▶ _Problem to work on_
Find every line in the records below that holds the word "screenshot" and copy it.

[Data tied to figure images]
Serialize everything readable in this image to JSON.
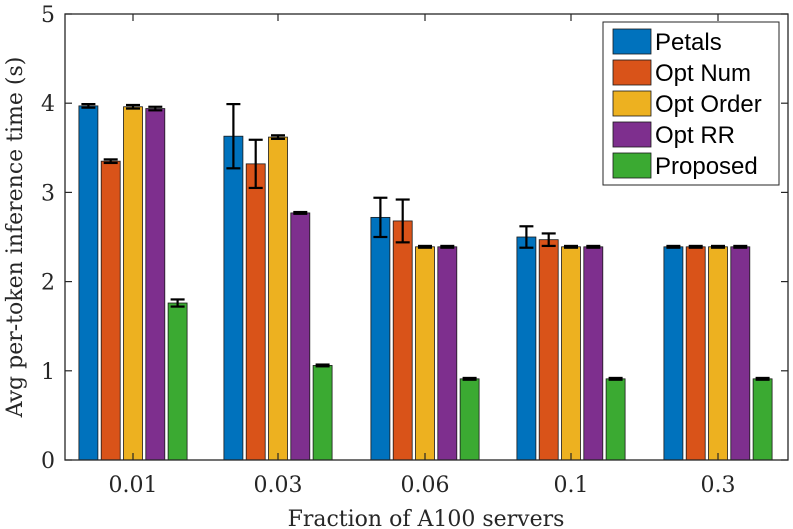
{
  "chart_data": {
    "type": "bar",
    "title": "",
    "xlabel": "Fraction of A100 servers",
    "ylabel": "Avg per-token inference time (s)",
    "ylim": [
      0,
      5
    ],
    "yticks": [
      0,
      1,
      2,
      3,
      4,
      5
    ],
    "categories": [
      "0.01",
      "0.03",
      "0.06",
      "0.1",
      "0.3"
    ],
    "legend_position": "top-right",
    "series": [
      {
        "name": "Petals",
        "color": "#0072BD",
        "values": [
          3.97,
          3.63,
          2.72,
          2.5,
          2.39
        ],
        "errors": [
          0.02,
          0.36,
          0.22,
          0.12,
          0.01
        ]
      },
      {
        "name": "Opt Num",
        "color": "#D95319",
        "values": [
          3.35,
          3.32,
          2.68,
          2.47,
          2.39
        ],
        "errors": [
          0.02,
          0.27,
          0.24,
          0.07,
          0.01
        ]
      },
      {
        "name": "Opt Order",
        "color": "#EDB120",
        "values": [
          3.96,
          3.62,
          2.39,
          2.39,
          2.39
        ],
        "errors": [
          0.02,
          0.02,
          0.01,
          0.01,
          0.01
        ]
      },
      {
        "name": "Opt RR",
        "color": "#7E2F8E",
        "values": [
          3.94,
          2.77,
          2.39,
          2.39,
          2.39
        ],
        "errors": [
          0.02,
          0.01,
          0.01,
          0.01,
          0.01
        ]
      },
      {
        "name": "Proposed",
        "color": "#3BAA32",
        "values": [
          1.76,
          1.06,
          0.91,
          0.91,
          0.91
        ],
        "errors": [
          0.04,
          0.01,
          0.01,
          0.01,
          0.01
        ]
      }
    ]
  }
}
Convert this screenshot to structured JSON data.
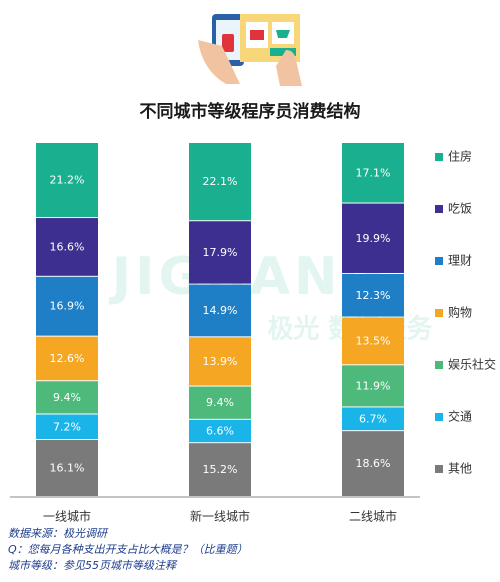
{
  "chart_data": {
    "type": "stacked_bar",
    "title": "不同城市等级程序员消费结构",
    "categories": [
      "一线城市",
      "新一线城市",
      "二线城市"
    ],
    "series": [
      {
        "name": "住房",
        "color": "#1aaf8e",
        "values": [
          21.2,
          22.1,
          17.1
        ],
        "value_labels": [
          "21.2%",
          "22.1%",
          "17.1%"
        ]
      },
      {
        "name": "吃饭",
        "color": "#3d2f8f",
        "values": [
          16.6,
          17.9,
          19.9
        ],
        "value_labels": [
          "16.6%",
          "17.9%",
          "19.9%"
        ]
      },
      {
        "name": "理财",
        "color": "#1f7fc6",
        "values": [
          16.9,
          14.9,
          12.3
        ],
        "value_labels": [
          "16.9%",
          "14.9%",
          "12.3%"
        ]
      },
      {
        "name": "购物",
        "color": "#f5a623",
        "values": [
          12.6,
          13.9,
          13.5
        ],
        "value_labels": [
          "12.6%",
          "13.9%",
          "13.5%"
        ]
      },
      {
        "name": "娱乐社交",
        "color": "#4dba7b",
        "values": [
          9.4,
          9.4,
          11.9
        ],
        "value_labels": [
          "9.4%",
          "9.4%",
          "11.9%"
        ]
      },
      {
        "name": "交通",
        "color": "#1ab4e8",
        "values": [
          7.2,
          6.6,
          6.7
        ],
        "value_labels": [
          "7.2%",
          "6.6%",
          "6.7%"
        ]
      },
      {
        "name": "其他",
        "color": "#7a7a7a",
        "values": [
          16.1,
          15.2,
          18.6
        ],
        "value_labels": [
          "16.1%",
          "15.2%",
          "18.6%"
        ]
      }
    ],
    "legend": "right",
    "watermark": [
      "JIGUANG",
      "极光 数据服务"
    ],
    "notes": [
      "数据来源：极光调研",
      "Q：您每月各种支出开支占比大概是？（比重题）",
      "城市等级：参见55页城市等级注释"
    ]
  }
}
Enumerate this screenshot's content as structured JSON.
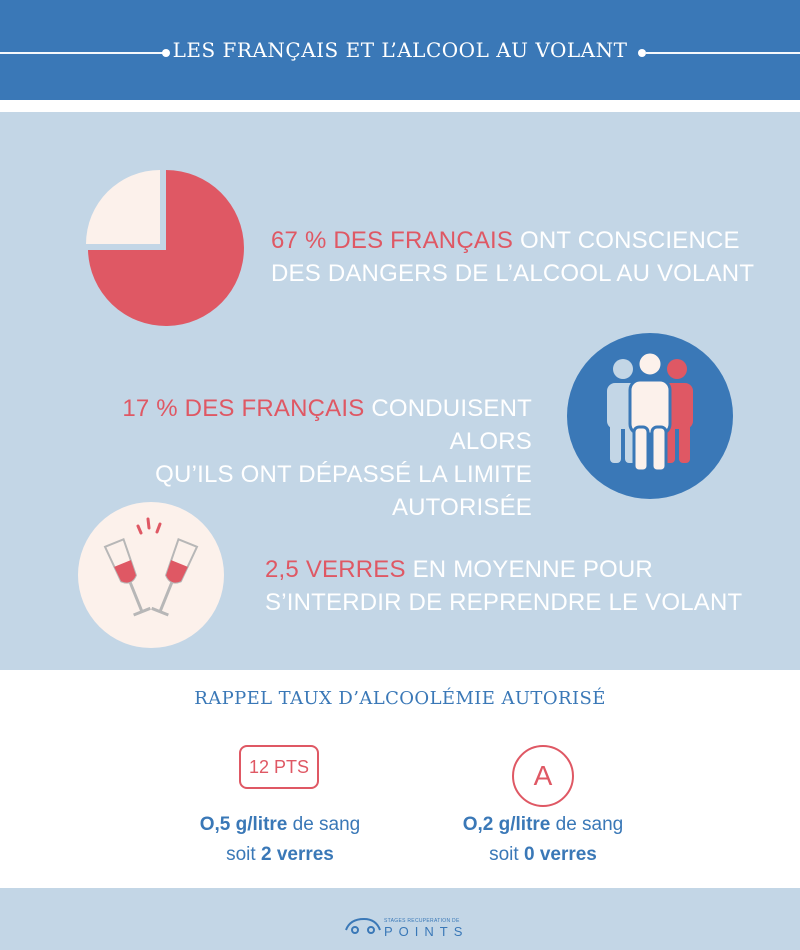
{
  "header": {
    "title": "LES FRANÇAIS ET L’ALCOOL AU VOLANT"
  },
  "stats": [
    {
      "highlight": "67 % DES FRANÇAIS",
      "text_line1": " ONT CONSCIENCE",
      "text_line2": "DES DANGERS DE L’ALCOOL AU VOLANT",
      "icon": "pie-chart-icon",
      "pie_fraction": 0.67
    },
    {
      "highlight": "17 % DES FRANÇAIS",
      "text_line1": " CONDUISENT ALORS",
      "text_line2": "QU’ILS ONT DÉPASSÉ LA LIMITE AUTORISÉE",
      "icon": "people-group-icon"
    },
    {
      "highlight": "2,5 VERRES",
      "text_line1": " EN MOYENNE POUR",
      "text_line2": "S’INTERDIR DE REPRENDRE LE VOLANT",
      "icon": "wine-glasses-icon"
    }
  ],
  "reminder": {
    "heading": "RAPPEL TAUX D’ALCOOLÉMIE AUTORISÉ",
    "items": [
      {
        "badge": "12 PTS",
        "rate": "O,5 g/litre",
        "rate_suffix": " de sang",
        "prefix": "soit ",
        "glasses": "2 verres"
      },
      {
        "badge": "A",
        "rate": "O,2 g/litre",
        "rate_suffix": " de sang",
        "prefix": "soit ",
        "glasses": "0 verres"
      }
    ]
  },
  "footer": {
    "logo_small": "STAGES RECUPERATION DE",
    "logo_big": "POINTS"
  },
  "colors": {
    "blue": "#3a78b7",
    "red": "#df5864",
    "light_blue": "#c3d6e6",
    "cream": "#fcf1eb",
    "white": "#ffffff"
  }
}
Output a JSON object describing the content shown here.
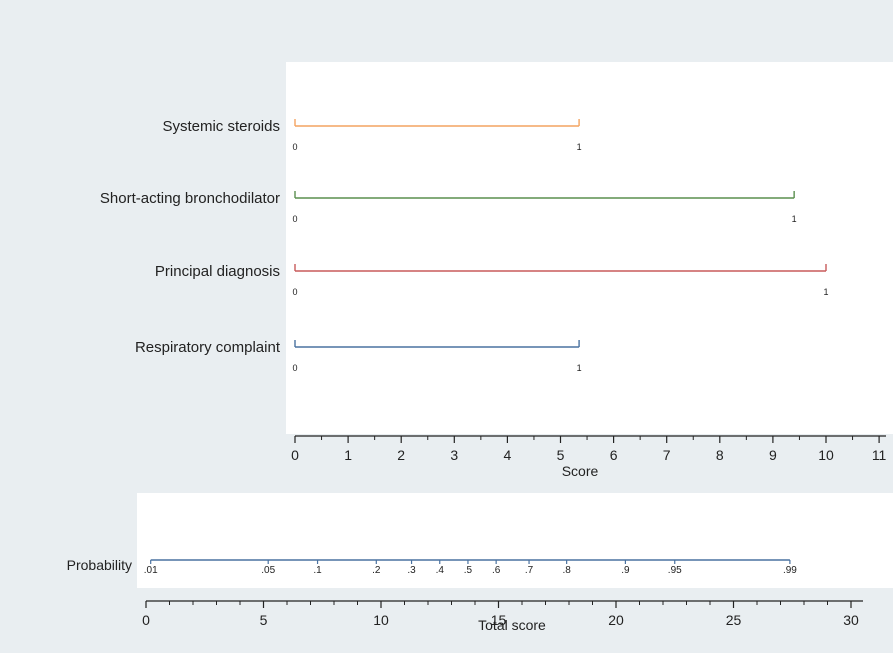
{
  "chart_data": [
    {
      "type": "nomogram-points",
      "xlabel": "Score",
      "xlim": [
        0,
        11
      ],
      "x_ticks": [
        0,
        1,
        2,
        3,
        4,
        5,
        6,
        7,
        8,
        9,
        10,
        11
      ],
      "x_tick_labels": [
        "0",
        "1",
        "2",
        "3",
        "4",
        "5",
        "6",
        "7",
        "8",
        "9",
        "10",
        "11"
      ],
      "series": [
        {
          "name": "Systemic steroids",
          "color": "#f4a460",
          "points": [
            {
              "label": "0",
              "score": 0
            },
            {
              "label": "1",
              "score": 5.35
            }
          ]
        },
        {
          "name": "Short-acting bronchodilator",
          "color": "#5a8f4f",
          "points": [
            {
              "label": "0",
              "score": 0
            },
            {
              "label": "1",
              "score": 9.4
            }
          ]
        },
        {
          "name": "Principal diagnosis",
          "color": "#c85a5a",
          "points": [
            {
              "label": "0",
              "score": 0
            },
            {
              "label": "1",
              "score": 10
            }
          ]
        },
        {
          "name": "Respiratory complaint",
          "color": "#4a72a0",
          "points": [
            {
              "label": "0",
              "score": 0
            },
            {
              "label": "1",
              "score": 5.35
            }
          ]
        }
      ]
    },
    {
      "type": "nomogram-probability",
      "row_label": "Probability",
      "xlabel": "Total score",
      "xlim": [
        0,
        31
      ],
      "x_ticks": [
        0,
        5,
        10,
        15,
        20,
        25,
        30
      ],
      "x_tick_labels": [
        "0",
        "5",
        "10",
        "15",
        "20",
        "25",
        "30"
      ],
      "color": "#4a72a0",
      "range": [
        0.2,
        27.4
      ],
      "points": [
        {
          "label": ".01",
          "total": 0.2
        },
        {
          "label": ".05",
          "total": 5.2
        },
        {
          "label": ".1",
          "total": 7.3
        },
        {
          "label": ".2",
          "total": 9.8
        },
        {
          "label": ".3",
          "total": 11.3
        },
        {
          "label": ".4",
          "total": 12.5
        },
        {
          "label": ".5",
          "total": 13.7
        },
        {
          "label": ".6",
          "total": 14.9
        },
        {
          "label": ".7",
          "total": 16.3
        },
        {
          "label": ".8",
          "total": 17.9
        },
        {
          "label": ".9",
          "total": 20.4
        },
        {
          "label": ".95",
          "total": 22.5
        },
        {
          "label": ".99",
          "total": 27.4
        }
      ]
    }
  ],
  "colors": {
    "outer_background": "#e9eef1",
    "plot_background": "#ffffff",
    "axis": "#222222"
  }
}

▶ _Result below_
Convert this screenshot to structured JSON data.
Enumerate this screenshot's content as structured JSON.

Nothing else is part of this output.